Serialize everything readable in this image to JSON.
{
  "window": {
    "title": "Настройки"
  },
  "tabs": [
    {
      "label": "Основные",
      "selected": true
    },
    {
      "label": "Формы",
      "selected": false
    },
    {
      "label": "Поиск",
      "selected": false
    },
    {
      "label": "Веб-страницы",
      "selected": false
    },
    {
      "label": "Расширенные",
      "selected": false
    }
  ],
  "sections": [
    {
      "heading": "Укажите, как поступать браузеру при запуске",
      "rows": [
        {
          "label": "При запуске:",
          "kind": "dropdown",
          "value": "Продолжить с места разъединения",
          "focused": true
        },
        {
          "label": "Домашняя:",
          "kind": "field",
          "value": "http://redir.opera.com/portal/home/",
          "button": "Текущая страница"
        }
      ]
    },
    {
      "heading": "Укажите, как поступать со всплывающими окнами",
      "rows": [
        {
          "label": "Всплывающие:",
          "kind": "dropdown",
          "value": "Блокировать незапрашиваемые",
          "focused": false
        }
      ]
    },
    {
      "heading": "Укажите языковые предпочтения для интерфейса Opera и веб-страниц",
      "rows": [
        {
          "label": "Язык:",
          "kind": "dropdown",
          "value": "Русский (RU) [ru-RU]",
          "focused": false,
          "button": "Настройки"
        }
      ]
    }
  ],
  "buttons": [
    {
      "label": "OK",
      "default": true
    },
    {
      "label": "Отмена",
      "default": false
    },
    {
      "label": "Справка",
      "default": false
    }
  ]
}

____

> **INSTRUCTION**:
Please restate the records in full, word for word.

> **ANSWER**:
Serialize everything readable in this image to JSON.
{
  "window": {
    "title": "Настройки"
  },
  "tabs": [
    {
      "label": "Основные",
      "selected": true
    },
    {
      "label": "Формы",
      "selected": false
    },
    {
      "label": "Поиск",
      "selected": false
    },
    {
      "label": "Веб-страницы",
      "selected": false
    },
    {
      "label": "Расширенные",
      "selected": false
    }
  ],
  "sections": [
    {
      "heading": "Укажите, как поступать браузеру при запуске",
      "rows": [
        {
          "label": "При запуске:",
          "kind": "dropdown",
          "value": "Продолжить с места разъединения",
          "focused": true
        },
        {
          "label": "Домашняя:",
          "kind": "field",
          "value": "http://redir.opera.com/portal/home/",
          "button": "Текущая страница"
        }
      ]
    },
    {
      "heading": "Укажите, как поступать со всплывающими окнами",
      "rows": [
        {
          "label": "Всплывающие:",
          "kind": "dropdown",
          "value": "Блокировать незапрашиваемые",
          "focused": false
        }
      ]
    },
    {
      "heading": "Укажите языковые предпочтения для интерфейса Opera и веб-страниц",
      "rows": [
        {
          "label": "Язык:",
          "kind": "dropdown",
          "value": "Русский (RU) [ru-RU]",
          "focused": false,
          "button": "Настройки"
        }
      ]
    }
  ],
  "buttons": [
    {
      "label": "OK",
      "default": true
    },
    {
      "label": "Отмена",
      "default": false
    },
    {
      "label": "Справка",
      "default": false
    }
  ]
}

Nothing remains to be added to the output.